── PROVIDED DATA ──

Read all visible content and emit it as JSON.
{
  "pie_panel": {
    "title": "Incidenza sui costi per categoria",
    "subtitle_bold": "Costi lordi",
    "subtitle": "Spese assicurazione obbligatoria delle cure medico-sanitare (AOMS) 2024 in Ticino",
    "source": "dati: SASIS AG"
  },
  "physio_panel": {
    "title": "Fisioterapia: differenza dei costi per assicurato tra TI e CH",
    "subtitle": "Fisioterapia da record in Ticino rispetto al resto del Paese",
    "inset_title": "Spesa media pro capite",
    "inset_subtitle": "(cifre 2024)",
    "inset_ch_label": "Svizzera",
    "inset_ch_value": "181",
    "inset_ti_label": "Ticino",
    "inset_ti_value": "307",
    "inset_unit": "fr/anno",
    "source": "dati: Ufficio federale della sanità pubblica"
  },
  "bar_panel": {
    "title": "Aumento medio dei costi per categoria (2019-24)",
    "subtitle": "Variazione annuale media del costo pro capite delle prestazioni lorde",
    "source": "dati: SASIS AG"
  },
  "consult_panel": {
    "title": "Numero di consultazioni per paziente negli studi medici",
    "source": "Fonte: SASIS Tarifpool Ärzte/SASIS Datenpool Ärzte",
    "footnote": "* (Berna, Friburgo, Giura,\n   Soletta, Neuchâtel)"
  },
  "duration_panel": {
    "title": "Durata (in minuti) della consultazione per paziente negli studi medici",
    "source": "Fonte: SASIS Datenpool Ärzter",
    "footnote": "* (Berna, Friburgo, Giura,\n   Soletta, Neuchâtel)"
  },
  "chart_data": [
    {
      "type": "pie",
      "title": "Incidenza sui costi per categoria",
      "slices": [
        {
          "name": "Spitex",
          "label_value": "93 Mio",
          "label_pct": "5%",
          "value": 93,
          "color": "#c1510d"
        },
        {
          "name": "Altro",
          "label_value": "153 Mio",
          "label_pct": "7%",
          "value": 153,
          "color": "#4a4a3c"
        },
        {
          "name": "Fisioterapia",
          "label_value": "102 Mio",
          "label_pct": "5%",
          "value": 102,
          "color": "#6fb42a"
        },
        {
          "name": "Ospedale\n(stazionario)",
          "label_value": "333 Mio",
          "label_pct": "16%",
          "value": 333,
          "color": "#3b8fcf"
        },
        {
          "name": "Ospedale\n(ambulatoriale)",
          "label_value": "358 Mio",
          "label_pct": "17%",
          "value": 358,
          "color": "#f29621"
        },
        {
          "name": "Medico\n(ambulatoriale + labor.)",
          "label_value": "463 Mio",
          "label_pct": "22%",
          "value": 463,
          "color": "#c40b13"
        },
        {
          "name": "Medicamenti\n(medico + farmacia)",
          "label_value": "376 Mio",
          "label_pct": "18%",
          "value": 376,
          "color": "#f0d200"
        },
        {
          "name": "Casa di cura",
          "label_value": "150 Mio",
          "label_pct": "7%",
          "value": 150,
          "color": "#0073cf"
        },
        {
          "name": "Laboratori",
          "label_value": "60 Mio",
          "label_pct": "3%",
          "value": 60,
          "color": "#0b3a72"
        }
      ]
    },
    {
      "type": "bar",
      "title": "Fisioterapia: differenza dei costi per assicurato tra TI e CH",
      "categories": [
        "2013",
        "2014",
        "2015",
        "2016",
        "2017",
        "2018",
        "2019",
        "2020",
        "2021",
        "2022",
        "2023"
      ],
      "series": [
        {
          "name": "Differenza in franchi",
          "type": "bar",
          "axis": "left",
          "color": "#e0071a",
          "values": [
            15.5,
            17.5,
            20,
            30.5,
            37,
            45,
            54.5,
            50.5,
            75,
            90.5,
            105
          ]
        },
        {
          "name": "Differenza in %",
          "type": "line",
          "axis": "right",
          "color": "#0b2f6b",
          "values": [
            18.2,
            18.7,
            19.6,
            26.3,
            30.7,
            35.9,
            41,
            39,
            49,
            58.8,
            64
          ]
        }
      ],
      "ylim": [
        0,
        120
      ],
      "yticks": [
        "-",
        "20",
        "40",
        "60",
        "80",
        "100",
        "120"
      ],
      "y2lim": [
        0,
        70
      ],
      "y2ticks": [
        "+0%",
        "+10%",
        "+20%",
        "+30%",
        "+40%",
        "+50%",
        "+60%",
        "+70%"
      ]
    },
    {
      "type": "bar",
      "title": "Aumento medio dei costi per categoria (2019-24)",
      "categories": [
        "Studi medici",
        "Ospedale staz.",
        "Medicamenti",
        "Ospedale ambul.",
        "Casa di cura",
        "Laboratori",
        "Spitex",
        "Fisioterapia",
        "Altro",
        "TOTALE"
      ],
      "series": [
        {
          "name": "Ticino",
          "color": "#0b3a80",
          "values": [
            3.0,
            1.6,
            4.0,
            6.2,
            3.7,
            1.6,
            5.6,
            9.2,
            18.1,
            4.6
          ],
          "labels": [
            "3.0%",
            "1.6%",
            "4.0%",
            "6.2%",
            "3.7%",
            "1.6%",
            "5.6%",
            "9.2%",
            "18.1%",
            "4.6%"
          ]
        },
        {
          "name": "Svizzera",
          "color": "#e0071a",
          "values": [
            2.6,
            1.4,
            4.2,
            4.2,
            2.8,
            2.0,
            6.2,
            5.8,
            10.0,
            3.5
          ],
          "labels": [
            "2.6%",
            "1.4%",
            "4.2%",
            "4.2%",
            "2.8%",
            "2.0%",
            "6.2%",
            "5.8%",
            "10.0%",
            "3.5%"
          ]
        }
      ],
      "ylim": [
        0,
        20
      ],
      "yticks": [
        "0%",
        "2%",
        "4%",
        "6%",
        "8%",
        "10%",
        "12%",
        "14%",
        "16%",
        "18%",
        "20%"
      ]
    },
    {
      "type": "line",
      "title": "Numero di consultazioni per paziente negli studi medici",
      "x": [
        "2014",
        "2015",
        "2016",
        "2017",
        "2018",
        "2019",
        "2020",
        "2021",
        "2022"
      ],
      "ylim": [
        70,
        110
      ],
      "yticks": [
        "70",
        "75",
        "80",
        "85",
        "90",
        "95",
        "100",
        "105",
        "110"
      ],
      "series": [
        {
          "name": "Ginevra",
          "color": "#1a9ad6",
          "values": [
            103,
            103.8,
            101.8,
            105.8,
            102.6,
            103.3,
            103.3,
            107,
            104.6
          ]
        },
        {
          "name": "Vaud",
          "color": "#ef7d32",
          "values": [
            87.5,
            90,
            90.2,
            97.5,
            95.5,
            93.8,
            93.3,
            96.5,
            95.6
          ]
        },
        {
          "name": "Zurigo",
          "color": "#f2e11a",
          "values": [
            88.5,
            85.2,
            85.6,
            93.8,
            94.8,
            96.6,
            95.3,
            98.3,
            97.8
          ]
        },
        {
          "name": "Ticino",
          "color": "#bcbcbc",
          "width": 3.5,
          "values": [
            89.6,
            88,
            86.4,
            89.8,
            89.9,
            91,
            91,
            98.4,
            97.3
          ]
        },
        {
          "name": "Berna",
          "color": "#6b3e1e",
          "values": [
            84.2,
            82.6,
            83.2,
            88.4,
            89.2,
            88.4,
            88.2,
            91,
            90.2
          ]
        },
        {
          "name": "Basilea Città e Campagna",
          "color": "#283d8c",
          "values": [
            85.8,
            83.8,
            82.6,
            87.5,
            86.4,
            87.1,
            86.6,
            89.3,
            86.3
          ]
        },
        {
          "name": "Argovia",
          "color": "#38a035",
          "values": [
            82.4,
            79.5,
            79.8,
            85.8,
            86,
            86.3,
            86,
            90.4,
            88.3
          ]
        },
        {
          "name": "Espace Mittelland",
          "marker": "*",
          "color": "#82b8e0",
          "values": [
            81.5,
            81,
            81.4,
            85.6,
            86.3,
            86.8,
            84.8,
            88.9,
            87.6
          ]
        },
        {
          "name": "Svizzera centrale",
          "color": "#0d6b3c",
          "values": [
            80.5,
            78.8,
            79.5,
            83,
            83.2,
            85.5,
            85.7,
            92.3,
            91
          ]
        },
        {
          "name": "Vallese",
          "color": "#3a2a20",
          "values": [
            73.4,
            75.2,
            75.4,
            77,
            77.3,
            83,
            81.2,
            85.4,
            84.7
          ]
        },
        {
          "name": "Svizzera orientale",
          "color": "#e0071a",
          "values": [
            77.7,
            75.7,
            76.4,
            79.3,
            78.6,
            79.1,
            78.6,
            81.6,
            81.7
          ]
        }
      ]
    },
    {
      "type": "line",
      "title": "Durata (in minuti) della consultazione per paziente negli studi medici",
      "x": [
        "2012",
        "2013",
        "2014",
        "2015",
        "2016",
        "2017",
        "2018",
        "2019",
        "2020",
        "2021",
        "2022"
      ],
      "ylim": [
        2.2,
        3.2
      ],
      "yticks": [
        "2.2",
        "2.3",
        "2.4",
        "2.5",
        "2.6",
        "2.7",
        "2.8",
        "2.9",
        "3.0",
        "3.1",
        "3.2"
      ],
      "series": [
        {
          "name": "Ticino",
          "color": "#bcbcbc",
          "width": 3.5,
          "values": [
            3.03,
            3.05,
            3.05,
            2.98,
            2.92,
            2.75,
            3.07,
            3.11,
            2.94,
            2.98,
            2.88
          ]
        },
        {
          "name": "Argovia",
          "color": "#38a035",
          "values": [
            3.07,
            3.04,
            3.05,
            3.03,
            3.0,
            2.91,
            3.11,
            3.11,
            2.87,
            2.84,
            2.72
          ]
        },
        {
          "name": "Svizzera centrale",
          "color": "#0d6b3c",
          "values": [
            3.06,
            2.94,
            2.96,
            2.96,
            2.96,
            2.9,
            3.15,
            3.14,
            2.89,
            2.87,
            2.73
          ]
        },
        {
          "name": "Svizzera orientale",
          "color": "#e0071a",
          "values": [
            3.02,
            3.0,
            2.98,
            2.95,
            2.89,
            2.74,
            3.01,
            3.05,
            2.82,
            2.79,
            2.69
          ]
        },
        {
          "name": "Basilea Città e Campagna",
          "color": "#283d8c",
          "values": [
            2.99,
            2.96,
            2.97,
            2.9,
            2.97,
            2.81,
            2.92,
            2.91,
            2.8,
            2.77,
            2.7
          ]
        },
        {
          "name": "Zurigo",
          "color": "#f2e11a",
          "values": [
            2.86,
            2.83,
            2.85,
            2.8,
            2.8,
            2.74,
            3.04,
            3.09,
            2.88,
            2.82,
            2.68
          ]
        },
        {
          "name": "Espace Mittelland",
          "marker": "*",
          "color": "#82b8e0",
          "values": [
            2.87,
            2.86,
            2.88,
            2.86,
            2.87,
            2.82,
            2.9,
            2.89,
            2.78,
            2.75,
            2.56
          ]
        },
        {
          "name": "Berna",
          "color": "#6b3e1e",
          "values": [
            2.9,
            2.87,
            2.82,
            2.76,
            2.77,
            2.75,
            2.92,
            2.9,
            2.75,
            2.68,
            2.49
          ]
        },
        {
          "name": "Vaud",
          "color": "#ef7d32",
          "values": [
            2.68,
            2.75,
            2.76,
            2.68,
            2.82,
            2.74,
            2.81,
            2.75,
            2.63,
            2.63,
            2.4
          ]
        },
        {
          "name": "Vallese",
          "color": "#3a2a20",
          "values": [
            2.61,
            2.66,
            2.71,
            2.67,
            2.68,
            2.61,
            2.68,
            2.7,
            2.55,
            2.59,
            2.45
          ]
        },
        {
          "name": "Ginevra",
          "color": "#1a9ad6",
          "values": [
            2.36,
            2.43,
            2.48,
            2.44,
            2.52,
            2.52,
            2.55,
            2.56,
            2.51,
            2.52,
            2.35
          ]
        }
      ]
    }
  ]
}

───

▸ WHAT IS BEING ASKED
Find every line holding the word "assicurato"; give their count and nothing else.

▸ RESULT FOR THIS TASK
2